THE PROBLEM ->
Quote the data below in full, minus the images.

__________________________________________________

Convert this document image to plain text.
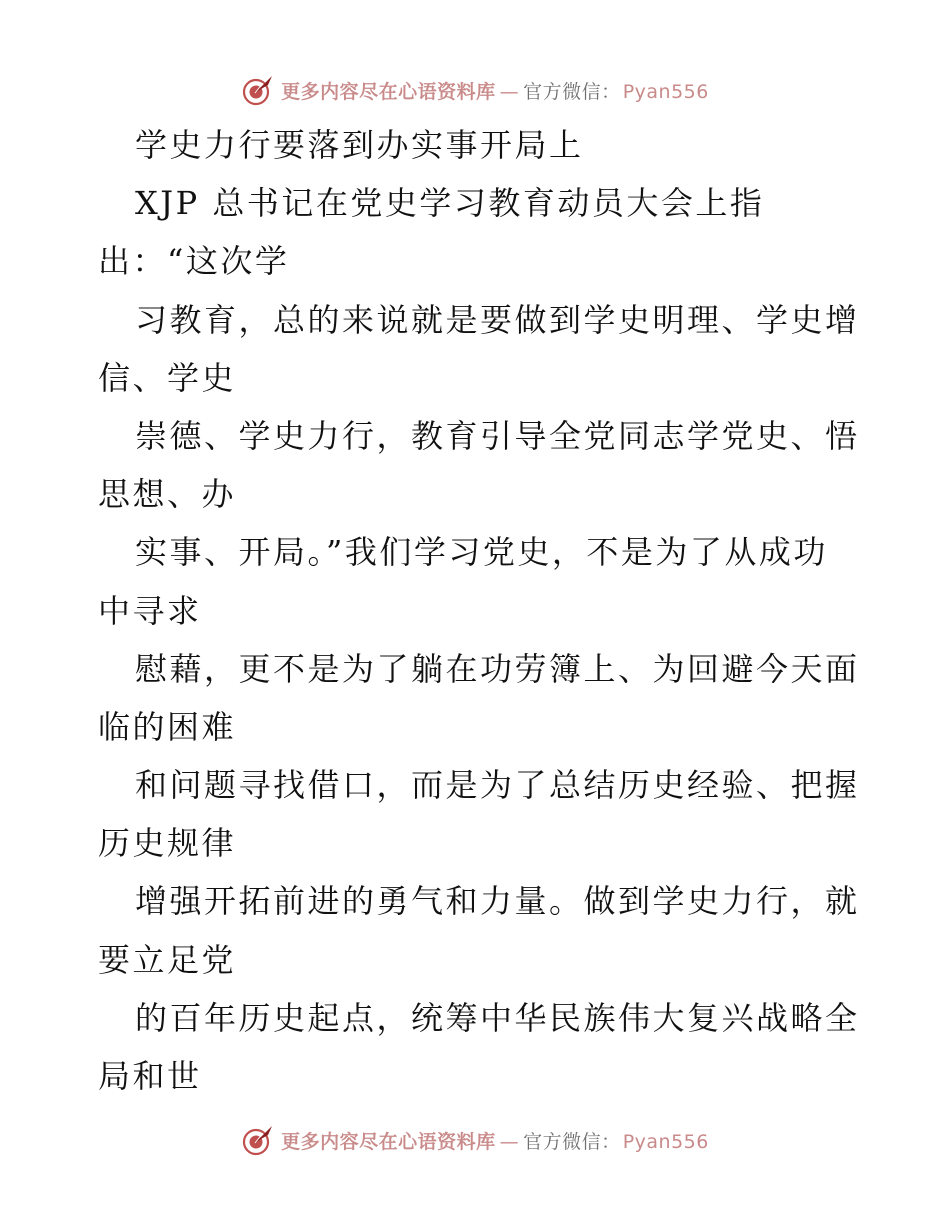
更多内容尽在心语资料库 — 官方微信： Pyan556
学史力行要落到办实事开局上
XJP 总书记在党史学习教育动员大会上指
出：“这次学
习教育，总的来说就是要做到学史明理、学史增
信、学史
崇德、学史力行，教育引导全党同志学党史、悟
思想、办
实事、开局。”我们学习党史，不是为了从成功
中寻求
慰藉，更不是为了躺在功劳簿上、为回避今天面
临的困难
和问题寻找借口，而是为了总结历史经验、把握
历史规律
增强开拓前进的勇气和力量。做到学史力行，就
要立足党
的百年历史起点，统筹中华民族伟大复兴战略全
局和世
更多内容尽在心语资料库 — 官方微信： Pyan556
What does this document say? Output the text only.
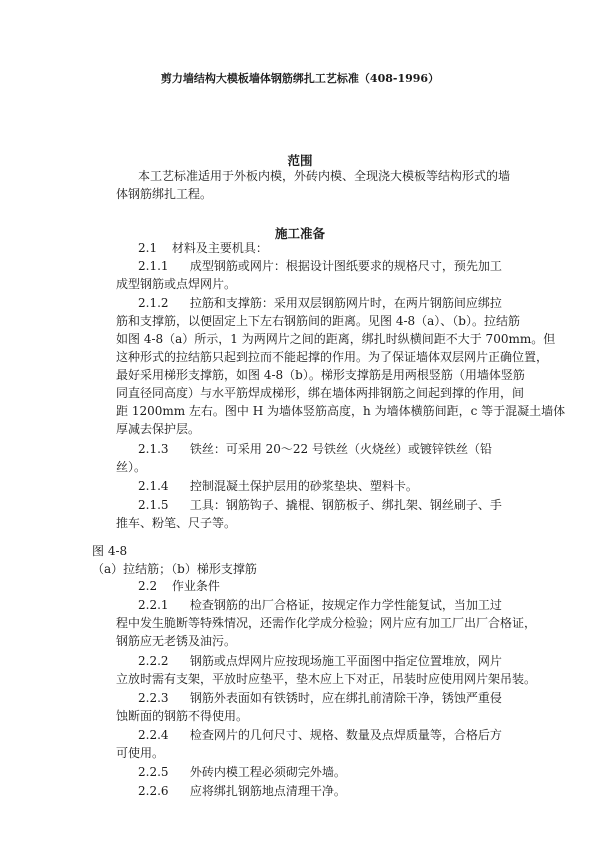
剪力墙结构大模板墙体钢筋绑扎工艺标准（408-1996）
范围
本工艺标准适用于外板内模，外砖内模、全现浇大模板等结构形式的墙
体钢筋绑扎工程。
施工准备
2.1 材料及主要机具：
2.1.1 成型钢筋或网片：根据设计图纸要求的规格尺寸，预先加工
成型钢筋或点焊网片。
2.1.2 拉筋和支撑筋：采用双层钢筋网片时，在两片钢筋间应绑拉
筋和支撑筋，以便固定上下左右钢筋间的距离。见图 4-8（a）、（b）。拉结筋
如图 4-8（a）所示，1 为两网片之间的距离，绑扎时纵横间距不大于 700mm。但
这种形式的拉结筋只起到拉而不能起撑的作用。为了保证墙体双层网片正确位置，
最好采用梯形支撑筋，如图 4-8（b）。梯形支撑筋是用两根竖筋（用墙体竖筋
同直径同高度）与水平筋焊成梯形，绑在墙体两排钢筋之间起到撑的作用，间
距 1200mm 左右。图中 H 为墙体竖筋高度，h 为墙体横筋间距，c 等于混凝土墙体
厚减去保护层。
2.1.3 铁丝：可采用 20～22 号铁丝（火烧丝）或镀锌铁丝（铅
丝）。
2.1.4 控制混凝土保护层用的砂浆垫块、塑料卡。
2.1.5 工具：钢筋钩子、撬棍、钢筋板子、绑扎架、钢丝刷子、手
推车、粉笔、尺子等。
图 4-8
（a）拉结筋；（b）梯形支撑筋
2.2 作业条件
2.2.1 检查钢筋的出厂合格证，按规定作力学性能复试，当加工过
程中发生脆断等特殊情况，还需作化学成分检验；网片应有加工厂出厂合格证，
钢筋应无老锈及油污。
2.2.2 钢筋或点焊网片应按现场施工平面图中指定位置堆放，网片
立放时需有支架，平放时应垫平，垫木应上下对正，吊装时应使用网片架吊装。
2.2.3 钢筋外表面如有铁锈时，应在绑扎前清除干净，锈蚀严重侵
蚀断面的钢筋不得使用。
2.2.4 检查网片的几何尺寸、规格、数量及点焊质量等，合格后方
可使用。
2.2.5 外砖内模工程必须砌完外墙。
2.2.6 应将绑扎钢筋地点清理干净。
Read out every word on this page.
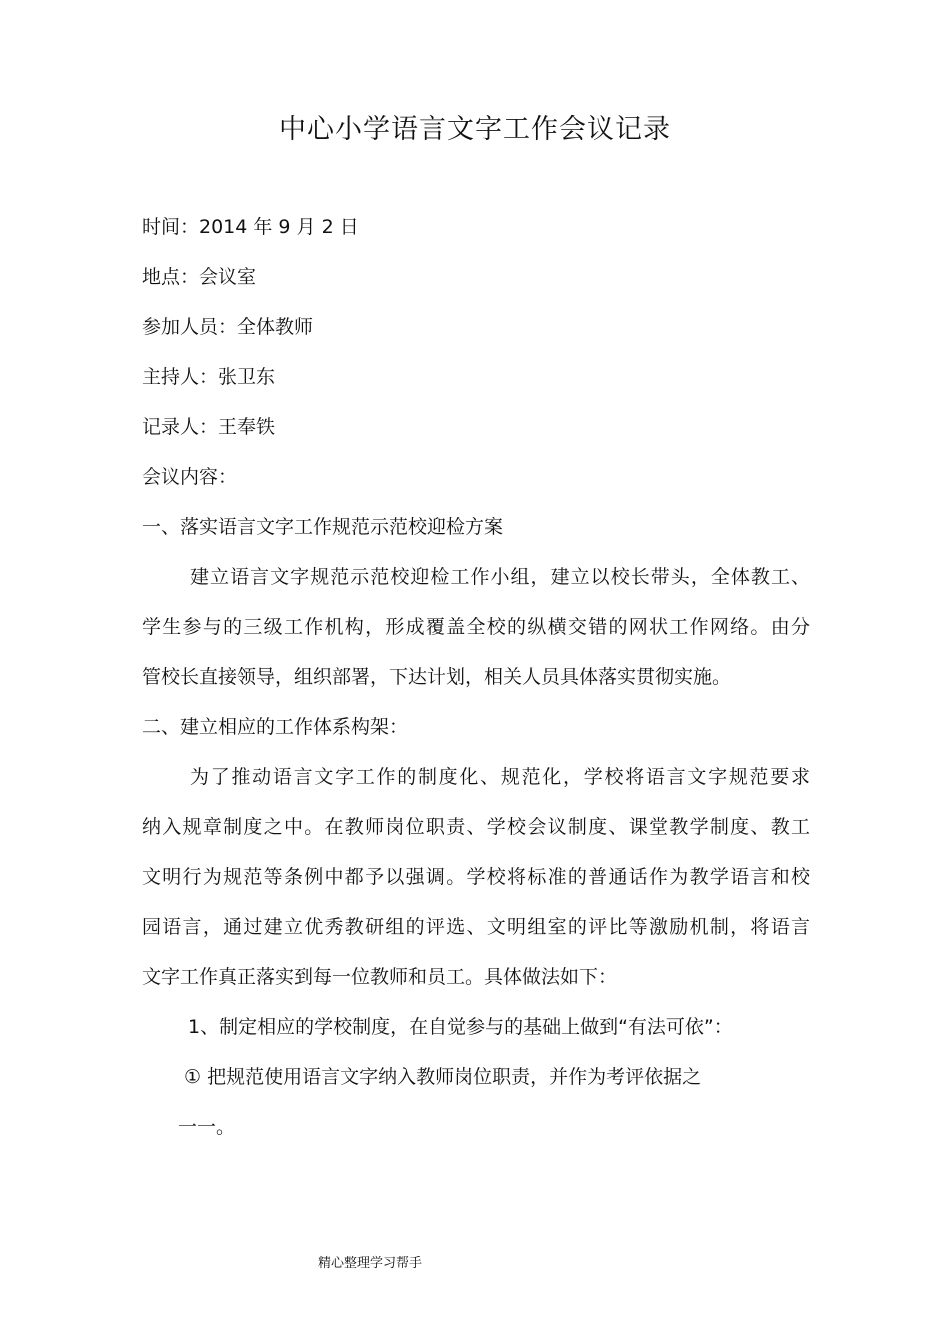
中心小学语言文字工作会议记录
时间：2014 年 9 月 2 日
地点：会议室
参加人员：全体教师
主持人：张卫东
记录人：王奉铁
会议内容：
一、落实语言文字工作规范示范校迎检方案
建立语言文字规范示范校迎检工作小组，建立以校长带头，全体教工、
学生参与的三级工作机构，形成覆盖全校的纵横交错的网状工作网络。由分
管校长直接领导，组织部署，下达计划，相关人员具体落实贯彻实施。
二、建立相应的工作体系构架：
为了推动语言文字工作的制度化、规范化，学校将语言文字规范要求
纳入规章制度之中。在教师岗位职责、学校会议制度、课堂教学制度、教工
文明行为规范等条例中都予以强调。学校将标准的普通话作为教学语言和校
园语言，通过建立优秀教研组的评选、文明组室的评比等激励机制，将语言
文字工作真正落实到每一位教师和员工。具体做法如下：
1、制定相应的学校制度，在自觉参与的基础上做到“有法可依”：
① 把规范使用语言文字纳入教师岗位职责，并作为考评依据之
一一。
精心整理学习帮手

__________________________________________________

COMPLETED EXERCISE ->
Convert this document image to plain text.
更多内容尽在心语资料库 — 官方微信： Pyan556
学史力行要落到办实事开局上
XJP 总书记在党史学习教育动员大会上指
出：“这次学
习教育，总的来说就是要做到学史明理、学史增
信、学史
崇德、学史力行，教育引导全党同志学党史、悟
思想、办
实事、开局。”我们学习党史，不是为了从成功
中寻求
慰藉，更不是为了躺在功劳簿上、为回避今天面
临的困难
和问题寻找借口，而是为了总结历史经验、把握
历史规律
增强开拓前进的勇气和力量。做到学史力行，就
要立足党
的百年历史起点，统筹中华民族伟大复兴战略全
局和世
更多内容尽在心语资料库 — 官方微信： Pyan556
What does this document say? Output the text only.
剪力墙结构大模板墙体钢筋绑扎工艺标准（408-1996）
范围
本工艺标准适用于外板内模，外砖内模、全现浇大模板等结构形式的墙
体钢筋绑扎工程。
施工准备
2.1 材料及主要机具：
2.1.1 成型钢筋或网片：根据设计图纸要求的规格尺寸，预先加工
成型钢筋或点焊网片。
2.1.2 拉筋和支撑筋：采用双层钢筋网片时，在两片钢筋间应绑拉
筋和支撑筋，以便固定上下左右钢筋间的距离。见图 4-8（a）、（b）。拉结筋
如图 4-8（a）所示，1 为两网片之间的距离，绑扎时纵横间距不大于 700mm。但
这种形式的拉结筋只起到拉而不能起撑的作用。为了保证墙体双层网片正确位置，
最好采用梯形支撑筋，如图 4-8（b）。梯形支撑筋是用两根竖筋（用墙体竖筋
同直径同高度）与水平筋焊成梯形，绑在墙体两排钢筋之间起到撑的作用，间
距 1200mm 左右。图中 H 为墙体竖筋高度，h 为墙体横筋间距，c 等于混凝土墙体
厚减去保护层。
2.1.3 铁丝：可采用 20～22 号铁丝（火烧丝）或镀锌铁丝（铅
丝）。
2.1.4 控制混凝土保护层用的砂浆垫块、塑料卡。
2.1.5 工具：钢筋钩子、撬棍、钢筋板子、绑扎架、钢丝刷子、手
推车、粉笔、尺子等。
图 4-8
（a）拉结筋；（b）梯形支撑筋
2.2 作业条件
2.2.1 检查钢筋的出厂合格证，按规定作力学性能复试，当加工过
程中发生脆断等特殊情况，还需作化学成分检验；网片应有加工厂出厂合格证，
钢筋应无老锈及油污。
2.2.2 钢筋或点焊网片应按现场施工平面图中指定位置堆放，网片
立放时需有支架，平放时应垫平，垫木应上下对正，吊装时应使用网片架吊装。
2.2.3 钢筋外表面如有铁锈时，应在绑扎前清除干净，锈蚀严重侵
蚀断面的钢筋不得使用。
2.2.4 检查网片的几何尺寸、规格、数量及点焊质量等，合格后方
可使用。
2.2.5 外砖内模工程必须砌完外墙。
2.2.6 应将绑扎钢筋地点清理干净。
Read out every word on this page.
中心小学语言文字工作会议记录
时间：2014 年 9 月 2 日
地点：会议室
参加人员：全体教师
主持人：张卫东
记录人：王奉铁
会议内容：
一、落实语言文字工作规范示范校迎检方案
建立语言文字规范示范校迎检工作小组，建立以校长带头，全体教工、
学生参与的三级工作机构，形成覆盖全校的纵横交错的网状工作网络。由分
管校长直接领导，组织部署，下达计划，相关人员具体落实贯彻实施。
二、建立相应的工作体系构架：
为了推动语言文字工作的制度化、规范化，学校将语言文字规范要求
纳入规章制度之中。在教师岗位职责、学校会议制度、课堂教学制度、教工
文明行为规范等条例中都予以强调。学校将标准的普通话作为教学语言和校
园语言，通过建立优秀教研组的评选、文明组室的评比等激励机制，将语言
文字工作真正落实到每一位教师和员工。具体做法如下：
1、制定相应的学校制度，在自觉参与的基础上做到“有法可依”：
① 把规范使用语言文字纳入教师岗位职责，并作为考评依据之
一一。
精心整理学习帮手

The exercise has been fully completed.